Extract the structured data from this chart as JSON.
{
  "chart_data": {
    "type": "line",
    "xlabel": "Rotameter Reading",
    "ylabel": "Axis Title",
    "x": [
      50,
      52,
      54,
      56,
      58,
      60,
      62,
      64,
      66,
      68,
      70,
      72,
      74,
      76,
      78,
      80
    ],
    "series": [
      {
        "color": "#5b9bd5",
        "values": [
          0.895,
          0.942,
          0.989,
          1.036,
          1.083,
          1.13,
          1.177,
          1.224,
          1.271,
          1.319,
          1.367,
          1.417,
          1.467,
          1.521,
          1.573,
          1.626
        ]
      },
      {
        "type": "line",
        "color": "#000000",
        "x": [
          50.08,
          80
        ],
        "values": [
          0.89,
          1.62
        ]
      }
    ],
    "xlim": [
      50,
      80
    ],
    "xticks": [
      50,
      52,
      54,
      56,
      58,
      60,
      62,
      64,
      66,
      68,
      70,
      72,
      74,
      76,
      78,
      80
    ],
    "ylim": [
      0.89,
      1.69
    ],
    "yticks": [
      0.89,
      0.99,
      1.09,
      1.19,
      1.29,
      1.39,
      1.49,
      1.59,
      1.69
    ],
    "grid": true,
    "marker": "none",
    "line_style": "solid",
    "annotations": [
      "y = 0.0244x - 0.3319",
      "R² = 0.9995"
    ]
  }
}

· · ·

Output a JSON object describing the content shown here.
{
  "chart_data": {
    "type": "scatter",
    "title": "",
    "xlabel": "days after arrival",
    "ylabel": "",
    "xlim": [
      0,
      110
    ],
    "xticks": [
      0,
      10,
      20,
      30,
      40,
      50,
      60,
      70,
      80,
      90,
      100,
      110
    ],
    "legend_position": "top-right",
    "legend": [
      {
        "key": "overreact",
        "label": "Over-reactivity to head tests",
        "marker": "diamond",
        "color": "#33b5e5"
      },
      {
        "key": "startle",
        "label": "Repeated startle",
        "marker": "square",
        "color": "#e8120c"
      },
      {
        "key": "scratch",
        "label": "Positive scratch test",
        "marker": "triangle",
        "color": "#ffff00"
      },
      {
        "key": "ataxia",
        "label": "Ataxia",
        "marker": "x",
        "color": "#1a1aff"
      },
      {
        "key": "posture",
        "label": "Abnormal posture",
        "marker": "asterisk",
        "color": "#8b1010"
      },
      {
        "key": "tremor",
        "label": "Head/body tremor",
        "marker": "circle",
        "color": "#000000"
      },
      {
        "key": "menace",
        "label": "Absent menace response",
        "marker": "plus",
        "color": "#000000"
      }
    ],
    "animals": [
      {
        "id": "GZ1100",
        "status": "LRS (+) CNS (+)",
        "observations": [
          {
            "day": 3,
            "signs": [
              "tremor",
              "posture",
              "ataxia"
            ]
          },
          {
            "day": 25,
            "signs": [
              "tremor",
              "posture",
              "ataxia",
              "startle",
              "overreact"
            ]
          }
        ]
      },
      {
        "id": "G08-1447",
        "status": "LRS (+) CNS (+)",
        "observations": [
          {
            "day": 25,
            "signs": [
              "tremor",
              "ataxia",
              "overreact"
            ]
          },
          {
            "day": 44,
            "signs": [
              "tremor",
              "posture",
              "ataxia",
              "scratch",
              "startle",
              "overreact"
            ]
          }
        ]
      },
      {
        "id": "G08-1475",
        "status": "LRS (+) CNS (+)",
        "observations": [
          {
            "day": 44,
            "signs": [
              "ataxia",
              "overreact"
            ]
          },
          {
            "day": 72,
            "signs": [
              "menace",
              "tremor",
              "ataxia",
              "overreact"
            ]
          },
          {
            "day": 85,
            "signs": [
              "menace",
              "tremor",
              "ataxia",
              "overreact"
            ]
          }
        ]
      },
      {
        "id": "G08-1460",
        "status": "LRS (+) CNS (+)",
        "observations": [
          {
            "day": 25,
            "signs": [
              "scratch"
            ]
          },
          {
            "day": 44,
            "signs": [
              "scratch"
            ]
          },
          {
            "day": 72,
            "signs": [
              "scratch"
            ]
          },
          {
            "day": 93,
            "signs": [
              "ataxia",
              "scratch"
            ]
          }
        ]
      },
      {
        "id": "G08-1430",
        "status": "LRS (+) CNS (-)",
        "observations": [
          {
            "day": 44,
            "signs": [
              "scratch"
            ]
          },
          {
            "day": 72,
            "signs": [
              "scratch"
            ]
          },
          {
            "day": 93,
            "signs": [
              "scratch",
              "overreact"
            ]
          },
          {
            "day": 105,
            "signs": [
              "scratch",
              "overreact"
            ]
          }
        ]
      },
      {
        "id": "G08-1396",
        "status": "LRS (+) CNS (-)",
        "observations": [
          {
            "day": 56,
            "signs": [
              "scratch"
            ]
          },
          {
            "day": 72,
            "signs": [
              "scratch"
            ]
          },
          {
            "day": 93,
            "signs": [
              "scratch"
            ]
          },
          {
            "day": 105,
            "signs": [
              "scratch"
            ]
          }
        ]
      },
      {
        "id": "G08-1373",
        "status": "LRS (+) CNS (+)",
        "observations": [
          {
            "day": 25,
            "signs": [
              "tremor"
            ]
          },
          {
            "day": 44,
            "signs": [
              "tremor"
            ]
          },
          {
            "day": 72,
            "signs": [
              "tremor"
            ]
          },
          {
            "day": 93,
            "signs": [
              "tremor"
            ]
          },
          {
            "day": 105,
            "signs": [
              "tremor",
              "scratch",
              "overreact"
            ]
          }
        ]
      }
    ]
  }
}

· · ·

From the data above, work out how many lines contain the string "marker" and reply with only the number.

*Completed exercise*
8